Each line of the data that includes the string "grid" is to be copied out.

Material provided -
********************

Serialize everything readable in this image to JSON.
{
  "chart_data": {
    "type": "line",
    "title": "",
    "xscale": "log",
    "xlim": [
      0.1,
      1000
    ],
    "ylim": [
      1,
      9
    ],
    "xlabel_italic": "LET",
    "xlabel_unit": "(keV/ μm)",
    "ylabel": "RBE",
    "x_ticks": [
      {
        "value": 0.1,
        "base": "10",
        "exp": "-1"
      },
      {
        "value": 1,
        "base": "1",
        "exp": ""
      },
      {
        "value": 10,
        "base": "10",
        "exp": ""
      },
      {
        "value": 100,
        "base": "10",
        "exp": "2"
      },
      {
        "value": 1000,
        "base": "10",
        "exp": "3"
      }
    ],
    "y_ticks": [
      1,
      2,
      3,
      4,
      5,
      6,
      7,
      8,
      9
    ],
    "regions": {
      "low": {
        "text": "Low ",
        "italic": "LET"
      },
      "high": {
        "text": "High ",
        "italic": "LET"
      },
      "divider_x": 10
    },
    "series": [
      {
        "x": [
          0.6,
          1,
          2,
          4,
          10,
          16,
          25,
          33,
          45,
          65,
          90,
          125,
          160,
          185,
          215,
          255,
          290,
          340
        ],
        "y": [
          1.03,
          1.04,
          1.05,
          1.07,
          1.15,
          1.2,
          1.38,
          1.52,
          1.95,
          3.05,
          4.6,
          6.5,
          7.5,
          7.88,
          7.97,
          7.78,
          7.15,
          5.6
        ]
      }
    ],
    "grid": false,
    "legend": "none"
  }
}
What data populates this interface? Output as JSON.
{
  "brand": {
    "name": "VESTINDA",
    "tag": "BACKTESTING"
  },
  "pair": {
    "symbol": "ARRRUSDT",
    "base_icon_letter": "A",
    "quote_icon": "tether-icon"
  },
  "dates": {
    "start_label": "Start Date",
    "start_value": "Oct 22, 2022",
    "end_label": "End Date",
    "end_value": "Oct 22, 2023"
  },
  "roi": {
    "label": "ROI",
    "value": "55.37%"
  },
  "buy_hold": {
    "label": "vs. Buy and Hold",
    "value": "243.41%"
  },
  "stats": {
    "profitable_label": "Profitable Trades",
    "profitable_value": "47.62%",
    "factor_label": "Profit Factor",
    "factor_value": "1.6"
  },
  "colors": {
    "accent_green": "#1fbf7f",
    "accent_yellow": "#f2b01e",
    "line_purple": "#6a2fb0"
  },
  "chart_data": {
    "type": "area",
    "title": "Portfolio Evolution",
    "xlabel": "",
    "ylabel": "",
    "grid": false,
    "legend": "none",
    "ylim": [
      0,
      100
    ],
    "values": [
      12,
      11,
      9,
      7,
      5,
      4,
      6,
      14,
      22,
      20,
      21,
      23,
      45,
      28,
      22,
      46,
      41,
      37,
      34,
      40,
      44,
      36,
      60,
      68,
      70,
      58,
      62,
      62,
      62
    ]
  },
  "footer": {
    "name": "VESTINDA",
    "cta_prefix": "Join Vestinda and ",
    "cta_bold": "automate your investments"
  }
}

********************

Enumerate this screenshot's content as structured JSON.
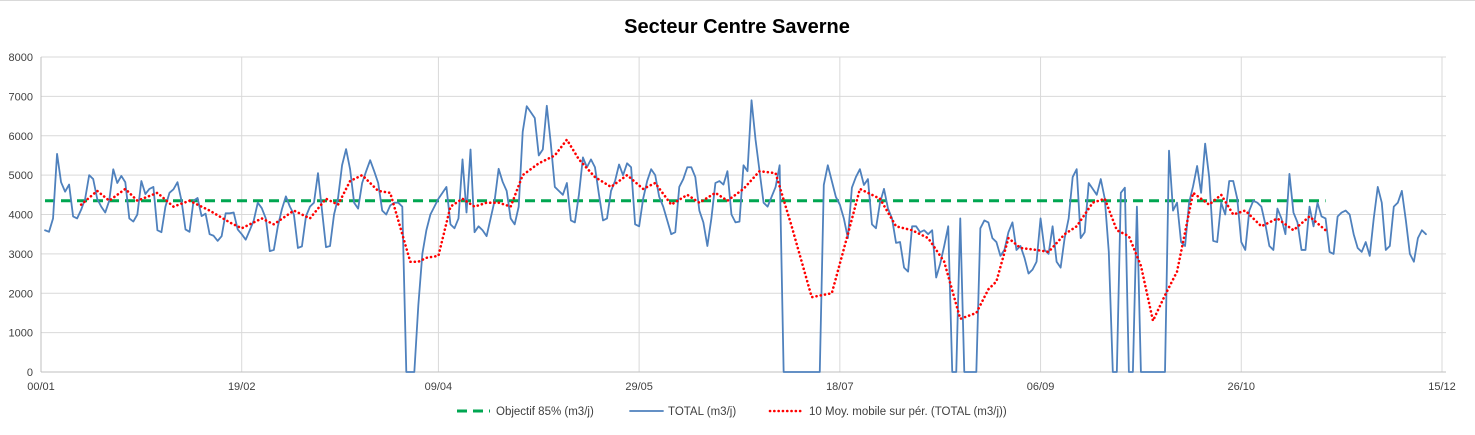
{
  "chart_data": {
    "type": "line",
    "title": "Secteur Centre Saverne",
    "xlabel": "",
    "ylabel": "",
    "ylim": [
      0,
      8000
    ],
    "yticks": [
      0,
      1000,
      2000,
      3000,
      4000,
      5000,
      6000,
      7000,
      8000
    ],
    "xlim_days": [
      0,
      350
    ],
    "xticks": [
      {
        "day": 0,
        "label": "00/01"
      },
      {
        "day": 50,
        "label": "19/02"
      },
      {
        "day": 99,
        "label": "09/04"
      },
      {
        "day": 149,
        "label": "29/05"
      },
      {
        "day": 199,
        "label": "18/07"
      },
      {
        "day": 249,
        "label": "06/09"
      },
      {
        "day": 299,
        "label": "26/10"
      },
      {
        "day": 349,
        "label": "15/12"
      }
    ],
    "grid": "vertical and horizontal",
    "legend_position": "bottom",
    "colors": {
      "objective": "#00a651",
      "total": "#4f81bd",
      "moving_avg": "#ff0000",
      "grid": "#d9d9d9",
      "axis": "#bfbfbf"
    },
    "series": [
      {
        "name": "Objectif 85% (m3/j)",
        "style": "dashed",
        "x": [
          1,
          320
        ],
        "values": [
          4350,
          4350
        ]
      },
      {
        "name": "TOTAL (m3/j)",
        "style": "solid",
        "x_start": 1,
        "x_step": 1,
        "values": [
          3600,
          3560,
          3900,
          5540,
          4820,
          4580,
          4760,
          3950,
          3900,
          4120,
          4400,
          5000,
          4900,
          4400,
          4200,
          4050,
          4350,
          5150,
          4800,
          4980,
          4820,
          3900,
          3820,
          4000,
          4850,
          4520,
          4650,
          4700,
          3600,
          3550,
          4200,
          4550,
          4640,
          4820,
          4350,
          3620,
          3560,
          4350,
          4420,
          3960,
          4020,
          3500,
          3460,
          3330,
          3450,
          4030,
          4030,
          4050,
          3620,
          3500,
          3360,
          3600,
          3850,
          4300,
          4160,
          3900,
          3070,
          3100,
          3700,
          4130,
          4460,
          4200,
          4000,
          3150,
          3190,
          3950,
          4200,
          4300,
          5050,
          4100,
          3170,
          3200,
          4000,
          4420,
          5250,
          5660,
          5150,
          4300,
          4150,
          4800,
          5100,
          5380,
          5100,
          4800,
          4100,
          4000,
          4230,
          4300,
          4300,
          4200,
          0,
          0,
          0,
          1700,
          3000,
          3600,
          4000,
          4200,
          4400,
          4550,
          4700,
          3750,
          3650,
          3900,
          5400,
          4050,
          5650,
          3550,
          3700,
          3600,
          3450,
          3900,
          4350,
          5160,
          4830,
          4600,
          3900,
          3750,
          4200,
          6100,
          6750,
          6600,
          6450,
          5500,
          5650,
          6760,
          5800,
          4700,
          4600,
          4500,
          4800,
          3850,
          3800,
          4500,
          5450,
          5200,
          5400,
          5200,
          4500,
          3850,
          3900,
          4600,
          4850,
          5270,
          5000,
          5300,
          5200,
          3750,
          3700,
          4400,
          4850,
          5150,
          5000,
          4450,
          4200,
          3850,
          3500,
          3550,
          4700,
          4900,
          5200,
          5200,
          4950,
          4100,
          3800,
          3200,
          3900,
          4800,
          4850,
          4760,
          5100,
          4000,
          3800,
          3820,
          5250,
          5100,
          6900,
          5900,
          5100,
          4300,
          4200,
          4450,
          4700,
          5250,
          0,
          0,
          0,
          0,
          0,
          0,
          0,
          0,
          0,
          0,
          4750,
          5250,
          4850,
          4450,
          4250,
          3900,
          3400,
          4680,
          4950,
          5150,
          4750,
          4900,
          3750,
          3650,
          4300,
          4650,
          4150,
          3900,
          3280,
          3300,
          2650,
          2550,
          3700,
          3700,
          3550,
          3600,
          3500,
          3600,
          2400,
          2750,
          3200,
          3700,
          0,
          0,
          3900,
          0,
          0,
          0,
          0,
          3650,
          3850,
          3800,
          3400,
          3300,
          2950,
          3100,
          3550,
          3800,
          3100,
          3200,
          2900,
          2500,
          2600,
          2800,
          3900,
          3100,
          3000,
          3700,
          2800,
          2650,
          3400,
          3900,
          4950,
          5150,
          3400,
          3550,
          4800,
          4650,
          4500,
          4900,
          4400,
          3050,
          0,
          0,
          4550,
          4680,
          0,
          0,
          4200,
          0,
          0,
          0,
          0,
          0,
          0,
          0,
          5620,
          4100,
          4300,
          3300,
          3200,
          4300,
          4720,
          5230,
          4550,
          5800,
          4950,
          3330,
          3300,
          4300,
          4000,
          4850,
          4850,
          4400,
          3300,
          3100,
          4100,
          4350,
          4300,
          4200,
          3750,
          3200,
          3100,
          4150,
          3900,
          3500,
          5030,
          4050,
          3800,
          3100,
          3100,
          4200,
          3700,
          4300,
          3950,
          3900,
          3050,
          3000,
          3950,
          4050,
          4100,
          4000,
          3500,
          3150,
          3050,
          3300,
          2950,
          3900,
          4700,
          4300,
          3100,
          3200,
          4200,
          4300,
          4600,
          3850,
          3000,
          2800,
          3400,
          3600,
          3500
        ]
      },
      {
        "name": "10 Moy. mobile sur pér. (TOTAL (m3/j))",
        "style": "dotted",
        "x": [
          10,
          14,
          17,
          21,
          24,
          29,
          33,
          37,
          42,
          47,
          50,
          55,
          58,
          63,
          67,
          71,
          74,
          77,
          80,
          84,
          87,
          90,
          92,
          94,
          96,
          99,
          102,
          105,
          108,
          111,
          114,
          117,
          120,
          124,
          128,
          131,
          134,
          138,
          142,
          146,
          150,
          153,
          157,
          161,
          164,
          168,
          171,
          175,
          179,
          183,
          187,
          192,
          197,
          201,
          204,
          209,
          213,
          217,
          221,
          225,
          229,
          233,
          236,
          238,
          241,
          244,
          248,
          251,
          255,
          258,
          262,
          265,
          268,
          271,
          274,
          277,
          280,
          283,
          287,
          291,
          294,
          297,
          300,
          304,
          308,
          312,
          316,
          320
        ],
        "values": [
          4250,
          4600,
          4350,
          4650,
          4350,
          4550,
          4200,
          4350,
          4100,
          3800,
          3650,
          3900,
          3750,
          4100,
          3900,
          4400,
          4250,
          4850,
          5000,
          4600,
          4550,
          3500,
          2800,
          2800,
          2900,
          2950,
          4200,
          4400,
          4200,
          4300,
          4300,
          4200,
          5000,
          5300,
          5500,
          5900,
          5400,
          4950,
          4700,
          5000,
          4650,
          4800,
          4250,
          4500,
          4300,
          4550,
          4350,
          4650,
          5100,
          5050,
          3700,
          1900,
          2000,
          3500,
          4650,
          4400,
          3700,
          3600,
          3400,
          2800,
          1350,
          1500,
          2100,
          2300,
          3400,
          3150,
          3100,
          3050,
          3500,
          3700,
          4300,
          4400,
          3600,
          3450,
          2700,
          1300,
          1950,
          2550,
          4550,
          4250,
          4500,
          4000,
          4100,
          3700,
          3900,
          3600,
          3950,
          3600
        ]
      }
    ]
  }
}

********************

Finished task -
    "grid": false,
    "grid": false,
    "grid": "vertical and horizontal",
      "grid": "#d9d9d9",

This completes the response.